▶ [Problem]: Copy each line below that contains "Fale".

▶ [Entries shown]:
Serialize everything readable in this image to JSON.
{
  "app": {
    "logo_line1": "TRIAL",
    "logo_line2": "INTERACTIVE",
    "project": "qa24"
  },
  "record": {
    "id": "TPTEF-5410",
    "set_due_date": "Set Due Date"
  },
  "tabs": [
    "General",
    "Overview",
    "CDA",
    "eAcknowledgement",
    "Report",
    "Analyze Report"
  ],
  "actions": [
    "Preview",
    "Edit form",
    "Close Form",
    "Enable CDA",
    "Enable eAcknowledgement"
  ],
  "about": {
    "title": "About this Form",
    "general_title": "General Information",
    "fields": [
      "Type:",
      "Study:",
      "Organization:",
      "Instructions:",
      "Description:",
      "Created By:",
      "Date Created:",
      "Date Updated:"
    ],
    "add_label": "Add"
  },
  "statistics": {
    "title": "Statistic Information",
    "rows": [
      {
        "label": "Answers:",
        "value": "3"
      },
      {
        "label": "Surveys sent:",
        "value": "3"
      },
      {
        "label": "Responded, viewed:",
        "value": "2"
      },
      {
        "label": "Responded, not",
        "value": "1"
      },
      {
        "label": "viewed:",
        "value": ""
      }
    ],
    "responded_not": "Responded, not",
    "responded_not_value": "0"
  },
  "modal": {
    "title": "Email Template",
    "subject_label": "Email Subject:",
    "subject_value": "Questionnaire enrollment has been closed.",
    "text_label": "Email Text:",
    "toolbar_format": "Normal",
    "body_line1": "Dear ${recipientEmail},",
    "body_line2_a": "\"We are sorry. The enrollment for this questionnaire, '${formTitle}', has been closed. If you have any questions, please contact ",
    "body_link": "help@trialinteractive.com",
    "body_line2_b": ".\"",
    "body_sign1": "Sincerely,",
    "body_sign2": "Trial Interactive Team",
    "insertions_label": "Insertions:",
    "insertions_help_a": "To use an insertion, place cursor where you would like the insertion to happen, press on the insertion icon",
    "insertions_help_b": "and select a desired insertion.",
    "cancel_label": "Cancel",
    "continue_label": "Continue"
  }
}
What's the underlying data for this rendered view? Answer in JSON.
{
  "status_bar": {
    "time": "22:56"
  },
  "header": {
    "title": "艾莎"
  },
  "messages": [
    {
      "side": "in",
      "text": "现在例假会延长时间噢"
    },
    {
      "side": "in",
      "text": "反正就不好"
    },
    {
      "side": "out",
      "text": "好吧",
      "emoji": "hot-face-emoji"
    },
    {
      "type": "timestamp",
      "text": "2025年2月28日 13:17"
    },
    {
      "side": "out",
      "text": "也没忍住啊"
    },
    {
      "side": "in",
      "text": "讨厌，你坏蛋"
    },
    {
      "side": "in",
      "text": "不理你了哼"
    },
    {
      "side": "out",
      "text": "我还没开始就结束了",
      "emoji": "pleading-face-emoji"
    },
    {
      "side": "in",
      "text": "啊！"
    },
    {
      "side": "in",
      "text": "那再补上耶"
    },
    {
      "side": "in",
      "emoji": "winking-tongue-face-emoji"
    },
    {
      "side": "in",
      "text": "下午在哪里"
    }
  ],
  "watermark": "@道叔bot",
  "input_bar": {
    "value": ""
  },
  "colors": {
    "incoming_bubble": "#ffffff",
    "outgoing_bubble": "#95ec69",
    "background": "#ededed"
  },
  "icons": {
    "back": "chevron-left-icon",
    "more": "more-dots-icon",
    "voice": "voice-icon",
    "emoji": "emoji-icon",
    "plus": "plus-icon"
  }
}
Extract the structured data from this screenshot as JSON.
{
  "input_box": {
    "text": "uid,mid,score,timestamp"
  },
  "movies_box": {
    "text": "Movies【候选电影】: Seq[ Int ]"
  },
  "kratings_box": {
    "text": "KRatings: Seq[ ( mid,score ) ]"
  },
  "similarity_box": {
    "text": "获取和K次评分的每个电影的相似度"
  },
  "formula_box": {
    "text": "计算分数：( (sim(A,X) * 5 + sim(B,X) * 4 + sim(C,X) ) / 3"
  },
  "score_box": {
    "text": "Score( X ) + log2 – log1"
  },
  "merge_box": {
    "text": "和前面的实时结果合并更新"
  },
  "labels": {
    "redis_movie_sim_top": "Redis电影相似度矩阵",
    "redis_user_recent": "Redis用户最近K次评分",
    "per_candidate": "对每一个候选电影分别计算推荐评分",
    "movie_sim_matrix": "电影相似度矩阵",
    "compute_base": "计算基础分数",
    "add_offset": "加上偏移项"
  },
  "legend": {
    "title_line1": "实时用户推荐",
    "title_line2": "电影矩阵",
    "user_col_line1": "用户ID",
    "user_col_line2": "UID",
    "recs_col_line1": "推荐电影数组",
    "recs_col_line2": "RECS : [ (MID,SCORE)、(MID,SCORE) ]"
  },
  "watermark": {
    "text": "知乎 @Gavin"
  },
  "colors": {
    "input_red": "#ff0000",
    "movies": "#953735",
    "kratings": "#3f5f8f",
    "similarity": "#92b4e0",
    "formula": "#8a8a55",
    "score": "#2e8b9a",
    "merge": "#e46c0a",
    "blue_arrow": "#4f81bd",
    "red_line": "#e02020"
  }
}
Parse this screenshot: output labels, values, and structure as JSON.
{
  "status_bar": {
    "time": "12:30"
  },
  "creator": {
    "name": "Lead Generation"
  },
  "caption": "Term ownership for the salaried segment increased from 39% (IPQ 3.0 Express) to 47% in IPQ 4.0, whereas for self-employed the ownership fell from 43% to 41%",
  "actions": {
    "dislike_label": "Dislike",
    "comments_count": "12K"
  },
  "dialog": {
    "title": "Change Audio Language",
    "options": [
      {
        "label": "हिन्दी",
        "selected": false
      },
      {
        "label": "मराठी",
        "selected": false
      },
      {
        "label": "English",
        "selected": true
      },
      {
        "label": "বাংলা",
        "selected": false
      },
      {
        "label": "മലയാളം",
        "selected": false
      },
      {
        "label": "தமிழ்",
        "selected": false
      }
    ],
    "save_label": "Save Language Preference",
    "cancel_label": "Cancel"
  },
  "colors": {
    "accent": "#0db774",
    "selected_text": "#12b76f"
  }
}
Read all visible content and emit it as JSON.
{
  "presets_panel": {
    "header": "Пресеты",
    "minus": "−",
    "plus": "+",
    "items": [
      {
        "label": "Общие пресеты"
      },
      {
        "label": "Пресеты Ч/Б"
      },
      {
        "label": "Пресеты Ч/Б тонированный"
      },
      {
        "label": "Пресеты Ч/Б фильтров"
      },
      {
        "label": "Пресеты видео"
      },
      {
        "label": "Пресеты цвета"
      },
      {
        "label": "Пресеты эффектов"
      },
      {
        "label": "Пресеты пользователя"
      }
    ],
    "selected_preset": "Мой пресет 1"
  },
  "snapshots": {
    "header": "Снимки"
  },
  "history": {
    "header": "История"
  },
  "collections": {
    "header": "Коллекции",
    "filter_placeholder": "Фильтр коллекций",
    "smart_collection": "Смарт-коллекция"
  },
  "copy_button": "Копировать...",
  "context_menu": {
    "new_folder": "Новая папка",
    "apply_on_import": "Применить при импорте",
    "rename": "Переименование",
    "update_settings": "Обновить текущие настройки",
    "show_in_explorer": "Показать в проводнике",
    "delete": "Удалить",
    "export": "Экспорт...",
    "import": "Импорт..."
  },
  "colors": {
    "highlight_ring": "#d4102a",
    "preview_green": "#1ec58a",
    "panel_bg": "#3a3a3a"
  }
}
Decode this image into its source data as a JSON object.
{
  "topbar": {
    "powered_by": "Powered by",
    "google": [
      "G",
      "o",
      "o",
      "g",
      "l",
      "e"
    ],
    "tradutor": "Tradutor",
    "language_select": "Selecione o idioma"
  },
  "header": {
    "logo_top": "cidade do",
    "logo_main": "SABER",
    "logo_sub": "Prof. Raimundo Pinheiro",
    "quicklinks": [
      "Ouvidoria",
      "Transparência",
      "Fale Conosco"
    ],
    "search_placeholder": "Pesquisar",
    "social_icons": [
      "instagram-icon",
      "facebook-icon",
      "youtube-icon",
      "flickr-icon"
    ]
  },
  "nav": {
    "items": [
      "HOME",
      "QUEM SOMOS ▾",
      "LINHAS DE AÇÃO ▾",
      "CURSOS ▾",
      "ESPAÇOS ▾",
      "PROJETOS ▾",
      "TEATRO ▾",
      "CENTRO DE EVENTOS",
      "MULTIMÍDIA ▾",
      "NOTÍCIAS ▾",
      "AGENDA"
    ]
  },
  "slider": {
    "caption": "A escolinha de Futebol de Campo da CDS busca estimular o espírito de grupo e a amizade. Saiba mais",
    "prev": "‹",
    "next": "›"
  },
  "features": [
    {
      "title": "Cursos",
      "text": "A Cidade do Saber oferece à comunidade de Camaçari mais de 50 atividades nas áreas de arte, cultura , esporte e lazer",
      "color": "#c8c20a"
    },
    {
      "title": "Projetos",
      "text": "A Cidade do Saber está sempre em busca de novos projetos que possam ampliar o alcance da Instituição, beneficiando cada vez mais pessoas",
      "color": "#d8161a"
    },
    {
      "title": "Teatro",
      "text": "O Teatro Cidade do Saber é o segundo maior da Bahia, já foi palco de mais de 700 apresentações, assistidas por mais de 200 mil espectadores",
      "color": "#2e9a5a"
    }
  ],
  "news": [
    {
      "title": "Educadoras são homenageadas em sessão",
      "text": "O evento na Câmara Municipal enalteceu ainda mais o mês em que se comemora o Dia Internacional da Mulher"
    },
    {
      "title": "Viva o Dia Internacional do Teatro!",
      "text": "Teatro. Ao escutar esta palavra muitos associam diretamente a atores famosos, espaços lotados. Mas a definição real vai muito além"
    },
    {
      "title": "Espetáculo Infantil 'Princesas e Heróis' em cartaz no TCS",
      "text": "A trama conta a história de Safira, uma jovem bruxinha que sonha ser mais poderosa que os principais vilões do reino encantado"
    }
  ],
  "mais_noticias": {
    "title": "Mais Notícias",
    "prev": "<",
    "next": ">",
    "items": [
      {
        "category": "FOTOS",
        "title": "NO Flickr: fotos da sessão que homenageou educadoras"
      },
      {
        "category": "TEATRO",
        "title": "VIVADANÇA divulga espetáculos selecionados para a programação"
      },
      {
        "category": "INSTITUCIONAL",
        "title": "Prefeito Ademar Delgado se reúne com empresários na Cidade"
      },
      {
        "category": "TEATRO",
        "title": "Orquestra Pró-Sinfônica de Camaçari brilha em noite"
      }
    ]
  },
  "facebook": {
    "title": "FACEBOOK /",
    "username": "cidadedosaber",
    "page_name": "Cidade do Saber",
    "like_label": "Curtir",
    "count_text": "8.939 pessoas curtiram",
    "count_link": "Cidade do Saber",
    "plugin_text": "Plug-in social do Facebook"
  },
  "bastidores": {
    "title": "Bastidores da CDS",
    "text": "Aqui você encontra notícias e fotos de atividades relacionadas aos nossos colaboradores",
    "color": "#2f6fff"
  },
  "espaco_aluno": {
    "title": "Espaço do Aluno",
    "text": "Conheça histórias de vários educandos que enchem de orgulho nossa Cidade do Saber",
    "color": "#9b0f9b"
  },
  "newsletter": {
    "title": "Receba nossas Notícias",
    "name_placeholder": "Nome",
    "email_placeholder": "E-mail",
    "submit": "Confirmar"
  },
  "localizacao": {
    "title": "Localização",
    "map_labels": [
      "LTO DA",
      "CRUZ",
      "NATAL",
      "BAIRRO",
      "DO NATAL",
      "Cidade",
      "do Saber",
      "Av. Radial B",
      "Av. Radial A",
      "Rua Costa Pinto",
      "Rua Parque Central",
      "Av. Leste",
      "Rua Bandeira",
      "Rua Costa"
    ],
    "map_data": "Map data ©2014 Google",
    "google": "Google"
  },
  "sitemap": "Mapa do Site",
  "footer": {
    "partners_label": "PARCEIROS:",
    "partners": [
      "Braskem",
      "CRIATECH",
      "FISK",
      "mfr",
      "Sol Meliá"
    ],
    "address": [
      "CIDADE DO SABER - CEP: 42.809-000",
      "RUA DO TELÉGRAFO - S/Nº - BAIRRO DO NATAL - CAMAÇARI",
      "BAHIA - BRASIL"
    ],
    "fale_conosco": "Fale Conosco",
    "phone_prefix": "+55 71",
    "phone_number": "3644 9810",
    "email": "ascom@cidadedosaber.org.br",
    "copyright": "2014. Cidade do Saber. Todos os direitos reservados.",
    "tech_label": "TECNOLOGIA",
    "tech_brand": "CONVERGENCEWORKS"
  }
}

▶ [Response to this task]:
      "Fale Conosco"
    "fale_conosco": "Fale Conosco",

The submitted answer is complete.